-- start of Exercise material --

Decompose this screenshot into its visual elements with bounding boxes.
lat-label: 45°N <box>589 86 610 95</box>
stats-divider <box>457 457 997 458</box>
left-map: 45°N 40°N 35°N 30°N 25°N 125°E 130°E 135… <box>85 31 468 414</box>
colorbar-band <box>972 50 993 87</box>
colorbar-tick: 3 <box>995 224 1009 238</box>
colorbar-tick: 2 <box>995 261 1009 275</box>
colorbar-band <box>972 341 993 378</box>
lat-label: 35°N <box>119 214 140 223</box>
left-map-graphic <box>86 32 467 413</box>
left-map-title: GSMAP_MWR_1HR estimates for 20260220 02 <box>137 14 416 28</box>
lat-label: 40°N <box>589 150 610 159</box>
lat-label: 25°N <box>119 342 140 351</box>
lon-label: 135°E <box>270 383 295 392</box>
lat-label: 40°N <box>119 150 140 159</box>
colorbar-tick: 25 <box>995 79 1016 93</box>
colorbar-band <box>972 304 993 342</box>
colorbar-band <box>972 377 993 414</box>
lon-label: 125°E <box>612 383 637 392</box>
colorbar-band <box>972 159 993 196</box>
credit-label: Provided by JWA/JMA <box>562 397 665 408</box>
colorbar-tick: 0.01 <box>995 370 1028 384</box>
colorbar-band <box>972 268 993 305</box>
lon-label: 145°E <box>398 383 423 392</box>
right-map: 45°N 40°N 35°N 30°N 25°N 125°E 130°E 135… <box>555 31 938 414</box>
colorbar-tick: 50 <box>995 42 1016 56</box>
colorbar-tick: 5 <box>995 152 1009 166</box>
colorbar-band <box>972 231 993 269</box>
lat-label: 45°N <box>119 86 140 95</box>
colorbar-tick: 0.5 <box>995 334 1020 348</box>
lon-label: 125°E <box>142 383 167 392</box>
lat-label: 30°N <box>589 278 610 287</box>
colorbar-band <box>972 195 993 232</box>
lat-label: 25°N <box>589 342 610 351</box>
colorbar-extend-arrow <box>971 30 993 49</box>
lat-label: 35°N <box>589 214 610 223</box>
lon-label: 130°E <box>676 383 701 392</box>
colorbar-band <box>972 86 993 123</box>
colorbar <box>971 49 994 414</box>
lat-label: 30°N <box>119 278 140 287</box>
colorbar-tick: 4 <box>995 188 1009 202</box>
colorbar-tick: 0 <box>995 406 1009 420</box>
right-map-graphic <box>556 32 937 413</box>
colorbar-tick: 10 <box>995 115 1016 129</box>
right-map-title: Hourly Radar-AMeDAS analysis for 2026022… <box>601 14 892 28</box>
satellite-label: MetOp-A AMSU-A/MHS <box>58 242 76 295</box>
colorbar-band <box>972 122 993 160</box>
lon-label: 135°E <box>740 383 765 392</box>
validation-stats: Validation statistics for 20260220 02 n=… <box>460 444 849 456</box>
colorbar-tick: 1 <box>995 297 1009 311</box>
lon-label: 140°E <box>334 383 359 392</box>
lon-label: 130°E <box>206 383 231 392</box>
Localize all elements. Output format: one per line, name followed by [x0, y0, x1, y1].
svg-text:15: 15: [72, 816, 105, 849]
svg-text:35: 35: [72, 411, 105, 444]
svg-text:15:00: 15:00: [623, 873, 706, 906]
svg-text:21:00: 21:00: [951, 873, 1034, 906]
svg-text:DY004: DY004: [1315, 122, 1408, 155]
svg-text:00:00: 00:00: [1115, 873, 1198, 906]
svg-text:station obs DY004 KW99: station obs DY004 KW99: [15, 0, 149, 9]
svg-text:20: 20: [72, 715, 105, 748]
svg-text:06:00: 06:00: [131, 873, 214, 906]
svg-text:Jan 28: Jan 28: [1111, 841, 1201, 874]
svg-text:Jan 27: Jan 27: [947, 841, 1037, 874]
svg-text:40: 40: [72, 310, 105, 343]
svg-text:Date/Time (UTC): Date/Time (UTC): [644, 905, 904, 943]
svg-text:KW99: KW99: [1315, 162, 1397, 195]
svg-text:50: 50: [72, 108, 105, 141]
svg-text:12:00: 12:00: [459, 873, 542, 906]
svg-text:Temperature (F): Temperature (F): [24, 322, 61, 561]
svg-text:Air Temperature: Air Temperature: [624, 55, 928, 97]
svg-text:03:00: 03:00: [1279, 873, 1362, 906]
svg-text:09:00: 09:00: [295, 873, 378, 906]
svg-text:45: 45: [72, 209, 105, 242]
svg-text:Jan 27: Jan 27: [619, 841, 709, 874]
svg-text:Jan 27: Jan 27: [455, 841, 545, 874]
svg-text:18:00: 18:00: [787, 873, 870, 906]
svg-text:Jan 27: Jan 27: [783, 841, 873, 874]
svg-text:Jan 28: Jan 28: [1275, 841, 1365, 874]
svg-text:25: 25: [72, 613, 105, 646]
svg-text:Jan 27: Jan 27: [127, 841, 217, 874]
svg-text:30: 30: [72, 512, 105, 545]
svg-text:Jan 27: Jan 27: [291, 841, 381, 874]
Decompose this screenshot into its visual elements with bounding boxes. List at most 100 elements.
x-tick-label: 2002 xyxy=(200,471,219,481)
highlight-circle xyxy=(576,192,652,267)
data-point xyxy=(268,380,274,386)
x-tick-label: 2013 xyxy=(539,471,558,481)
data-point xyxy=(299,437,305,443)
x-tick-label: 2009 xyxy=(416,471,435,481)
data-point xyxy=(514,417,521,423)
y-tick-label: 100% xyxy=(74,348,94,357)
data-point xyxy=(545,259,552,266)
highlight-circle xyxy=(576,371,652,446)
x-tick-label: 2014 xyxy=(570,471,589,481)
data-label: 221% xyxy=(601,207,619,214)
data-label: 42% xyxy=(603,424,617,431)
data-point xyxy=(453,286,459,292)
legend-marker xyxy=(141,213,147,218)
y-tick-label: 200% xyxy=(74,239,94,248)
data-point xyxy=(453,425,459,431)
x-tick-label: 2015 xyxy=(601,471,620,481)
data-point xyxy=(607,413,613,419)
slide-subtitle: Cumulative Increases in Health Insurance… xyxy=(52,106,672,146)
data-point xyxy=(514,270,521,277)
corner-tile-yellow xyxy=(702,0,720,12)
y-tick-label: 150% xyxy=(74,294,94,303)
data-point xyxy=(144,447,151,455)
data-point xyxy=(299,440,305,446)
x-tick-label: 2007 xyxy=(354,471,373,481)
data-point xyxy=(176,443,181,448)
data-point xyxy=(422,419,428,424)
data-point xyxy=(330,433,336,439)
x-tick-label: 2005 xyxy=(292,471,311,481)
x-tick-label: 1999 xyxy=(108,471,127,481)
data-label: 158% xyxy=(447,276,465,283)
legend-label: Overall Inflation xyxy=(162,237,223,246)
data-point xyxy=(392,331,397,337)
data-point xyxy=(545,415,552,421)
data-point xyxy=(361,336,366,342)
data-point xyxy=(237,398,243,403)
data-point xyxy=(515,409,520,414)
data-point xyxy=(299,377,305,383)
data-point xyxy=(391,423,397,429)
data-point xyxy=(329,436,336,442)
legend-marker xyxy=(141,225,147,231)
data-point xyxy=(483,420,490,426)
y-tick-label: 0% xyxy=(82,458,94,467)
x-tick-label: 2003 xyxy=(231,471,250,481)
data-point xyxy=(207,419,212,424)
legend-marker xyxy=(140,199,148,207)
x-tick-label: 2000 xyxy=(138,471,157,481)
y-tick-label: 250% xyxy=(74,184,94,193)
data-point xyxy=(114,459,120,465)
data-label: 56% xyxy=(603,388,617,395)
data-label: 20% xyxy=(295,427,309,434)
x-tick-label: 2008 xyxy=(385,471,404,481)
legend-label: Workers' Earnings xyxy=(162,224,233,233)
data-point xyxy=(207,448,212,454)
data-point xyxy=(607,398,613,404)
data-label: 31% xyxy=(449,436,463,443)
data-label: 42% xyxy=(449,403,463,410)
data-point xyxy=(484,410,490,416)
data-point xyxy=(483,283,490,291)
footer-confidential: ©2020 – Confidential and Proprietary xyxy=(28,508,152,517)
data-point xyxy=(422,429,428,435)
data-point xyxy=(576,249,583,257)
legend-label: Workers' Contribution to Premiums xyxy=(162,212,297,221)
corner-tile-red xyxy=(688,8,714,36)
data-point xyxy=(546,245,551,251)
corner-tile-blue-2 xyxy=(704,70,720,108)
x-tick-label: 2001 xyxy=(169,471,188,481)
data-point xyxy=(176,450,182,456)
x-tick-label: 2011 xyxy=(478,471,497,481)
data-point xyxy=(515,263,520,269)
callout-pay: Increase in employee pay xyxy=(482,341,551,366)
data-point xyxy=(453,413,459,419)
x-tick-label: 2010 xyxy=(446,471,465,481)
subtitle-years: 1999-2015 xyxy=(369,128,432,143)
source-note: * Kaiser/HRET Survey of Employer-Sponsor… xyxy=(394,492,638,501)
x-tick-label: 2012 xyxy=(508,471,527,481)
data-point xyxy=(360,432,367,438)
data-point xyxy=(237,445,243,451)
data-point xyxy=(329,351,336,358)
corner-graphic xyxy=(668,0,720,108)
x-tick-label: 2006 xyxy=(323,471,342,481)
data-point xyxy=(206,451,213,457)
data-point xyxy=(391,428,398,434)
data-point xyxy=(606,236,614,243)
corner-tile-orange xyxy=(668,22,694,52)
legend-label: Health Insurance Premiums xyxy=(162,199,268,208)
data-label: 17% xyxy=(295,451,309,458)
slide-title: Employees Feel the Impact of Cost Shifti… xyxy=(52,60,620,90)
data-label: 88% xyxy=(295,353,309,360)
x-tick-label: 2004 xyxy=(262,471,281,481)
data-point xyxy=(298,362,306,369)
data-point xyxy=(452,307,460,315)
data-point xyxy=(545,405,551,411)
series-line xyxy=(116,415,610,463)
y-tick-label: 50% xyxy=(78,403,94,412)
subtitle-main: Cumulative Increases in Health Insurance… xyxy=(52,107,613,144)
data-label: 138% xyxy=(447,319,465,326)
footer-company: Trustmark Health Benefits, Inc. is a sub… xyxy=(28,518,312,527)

-- end of Exercise material --

--- Goal ---
Please return the data from its first line up to and including the line with "left-map-graphic <box>86 32 467 413</box>", with each line unchanged.

--- Answer in full ---
Decompose this screenshot into its visual elements with bounding boxes.
lat-label: 45°N <box>589 86 610 95</box>
stats-divider <box>457 457 997 458</box>
left-map: 45°N 40°N 35°N 30°N 25°N 125°E 130°E 135… <box>85 31 468 414</box>
colorbar-band <box>972 50 993 87</box>
colorbar-tick: 3 <box>995 224 1009 238</box>
colorbar-tick: 2 <box>995 261 1009 275</box>
colorbar-band <box>972 341 993 378</box>
lat-label: 35°N <box>119 214 140 223</box>
left-map-graphic <box>86 32 467 413</box>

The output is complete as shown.